Dataset entries:

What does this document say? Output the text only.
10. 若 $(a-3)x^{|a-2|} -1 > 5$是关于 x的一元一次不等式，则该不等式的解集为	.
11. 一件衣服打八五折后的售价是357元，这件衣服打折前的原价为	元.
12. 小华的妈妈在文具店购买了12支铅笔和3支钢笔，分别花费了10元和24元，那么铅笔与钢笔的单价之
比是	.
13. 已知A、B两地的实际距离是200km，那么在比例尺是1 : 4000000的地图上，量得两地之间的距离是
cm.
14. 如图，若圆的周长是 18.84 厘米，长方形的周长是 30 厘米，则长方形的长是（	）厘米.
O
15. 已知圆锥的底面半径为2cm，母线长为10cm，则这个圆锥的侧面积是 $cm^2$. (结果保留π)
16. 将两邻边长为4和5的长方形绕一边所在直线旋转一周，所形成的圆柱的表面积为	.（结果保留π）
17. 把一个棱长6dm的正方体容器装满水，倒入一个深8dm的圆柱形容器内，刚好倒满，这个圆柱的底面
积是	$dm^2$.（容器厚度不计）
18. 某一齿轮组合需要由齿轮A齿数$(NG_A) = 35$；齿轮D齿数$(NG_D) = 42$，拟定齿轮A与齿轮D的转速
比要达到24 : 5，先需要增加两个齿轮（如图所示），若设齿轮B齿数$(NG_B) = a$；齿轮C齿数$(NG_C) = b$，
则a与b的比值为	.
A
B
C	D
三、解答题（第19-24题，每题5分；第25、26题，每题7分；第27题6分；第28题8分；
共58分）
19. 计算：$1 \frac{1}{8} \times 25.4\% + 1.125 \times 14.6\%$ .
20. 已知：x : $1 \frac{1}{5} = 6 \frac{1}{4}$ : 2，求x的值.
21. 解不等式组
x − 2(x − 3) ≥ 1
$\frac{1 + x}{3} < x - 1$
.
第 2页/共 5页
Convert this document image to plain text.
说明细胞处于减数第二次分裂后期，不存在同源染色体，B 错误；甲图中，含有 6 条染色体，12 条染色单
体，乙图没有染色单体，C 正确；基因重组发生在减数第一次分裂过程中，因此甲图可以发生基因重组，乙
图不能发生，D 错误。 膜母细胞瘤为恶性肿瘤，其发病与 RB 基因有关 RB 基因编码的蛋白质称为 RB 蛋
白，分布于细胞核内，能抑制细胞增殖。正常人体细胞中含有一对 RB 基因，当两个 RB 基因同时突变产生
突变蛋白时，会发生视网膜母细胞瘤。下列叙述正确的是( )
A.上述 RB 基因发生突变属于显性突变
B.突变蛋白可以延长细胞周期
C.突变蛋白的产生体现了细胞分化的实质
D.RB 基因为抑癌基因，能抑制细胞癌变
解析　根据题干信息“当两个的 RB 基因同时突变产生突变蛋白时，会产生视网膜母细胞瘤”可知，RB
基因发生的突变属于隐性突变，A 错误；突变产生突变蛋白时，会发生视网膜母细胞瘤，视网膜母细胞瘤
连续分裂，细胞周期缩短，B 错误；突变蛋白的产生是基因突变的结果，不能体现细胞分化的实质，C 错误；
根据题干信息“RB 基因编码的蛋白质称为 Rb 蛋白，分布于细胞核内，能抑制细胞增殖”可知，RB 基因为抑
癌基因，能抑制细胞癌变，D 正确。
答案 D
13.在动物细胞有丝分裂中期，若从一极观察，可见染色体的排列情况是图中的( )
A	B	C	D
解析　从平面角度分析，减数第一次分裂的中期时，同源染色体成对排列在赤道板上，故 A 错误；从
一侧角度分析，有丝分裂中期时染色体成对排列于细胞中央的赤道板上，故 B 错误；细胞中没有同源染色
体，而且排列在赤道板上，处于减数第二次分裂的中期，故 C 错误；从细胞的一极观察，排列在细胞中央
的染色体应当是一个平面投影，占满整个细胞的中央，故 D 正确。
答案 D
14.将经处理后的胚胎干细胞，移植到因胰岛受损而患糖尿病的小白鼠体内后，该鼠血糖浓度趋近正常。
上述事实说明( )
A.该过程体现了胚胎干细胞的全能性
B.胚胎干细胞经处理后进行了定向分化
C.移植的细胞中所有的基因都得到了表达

* _DO THIS_: Exactly as written, give the line containing "Convert this document image to plain text." and all remaining lines of the records.

* _WRITTEN REPLY_:
Convert this document image to plain text.
说明细胞处于减数第二次分裂后期，不存在同源染色体，B 错误；甲图中，含有 6 条染色体，12 条染色单
体，乙图没有染色单体，C 正确；基因重组发生在减数第一次分裂过程中，因此甲图可以发生基因重组，乙
图不能发生，D 错误。 膜母细胞瘤为恶性肿瘤，其发病与 RB 基因有关 RB 基因编码的蛋白质称为 RB 蛋
白，分布于细胞核内，能抑制细胞增殖。正常人体细胞中含有一对 RB 基因，当两个 RB 基因同时突变产生
突变蛋白时，会发生视网膜母细胞瘤。下列叙述正确的是( )
A.上述 RB 基因发生突变属于显性突变
B.突变蛋白可以延长细胞周期
C.突变蛋白的产生体现了细胞分化的实质
D.RB 基因为抑癌基因，能抑制细胞癌变
解析　根据题干信息“当两个的 RB 基因同时突变产生突变蛋白时，会产生视网膜母细胞瘤”可知，RB
基因发生的突变属于隐性突变，A 错误；突变产生突变蛋白时，会发生视网膜母细胞瘤，视网膜母细胞瘤
连续分裂，细胞周期缩短，B 错误；突变蛋白的产生是基因突变的结果，不能体现细胞分化的实质，C 错误；
根据题干信息“RB 基因编码的蛋白质称为 Rb 蛋白，分布于细胞核内，能抑制细胞增殖”可知，RB 基因为抑
癌基因，能抑制细胞癌变，D 正确。
答案 D
13.在动物细胞有丝分裂中期，若从一极观察，可见染色体的排列情况是图中的( )
A	B	C	D
解析　从平面角度分析，减数第一次分裂的中期时，同源染色体成对排列在赤道板上，故 A 错误；从
一侧角度分析，有丝分裂中期时染色体成对排列于细胞中央的赤道板上，故 B 错误；细胞中没有同源染色
体，而且排列在赤道板上，处于减数第二次分裂的中期，故 C 错误；从细胞的一极观察，排列在细胞中央
的染色体应当是一个平面投影，占满整个细胞的中央，故 D 正确。
答案 D
14.将经处理后的胚胎干细胞，移植到因胰岛受损而患糖尿病的小白鼠体内后，该鼠血糖浓度趋近正常。
上述事实说明( )
A.该过程体现了胚胎干细胞的全能性
B.胚胎干细胞经处理后进行了定向分化
C.移植的细胞中所有的基因都得到了表达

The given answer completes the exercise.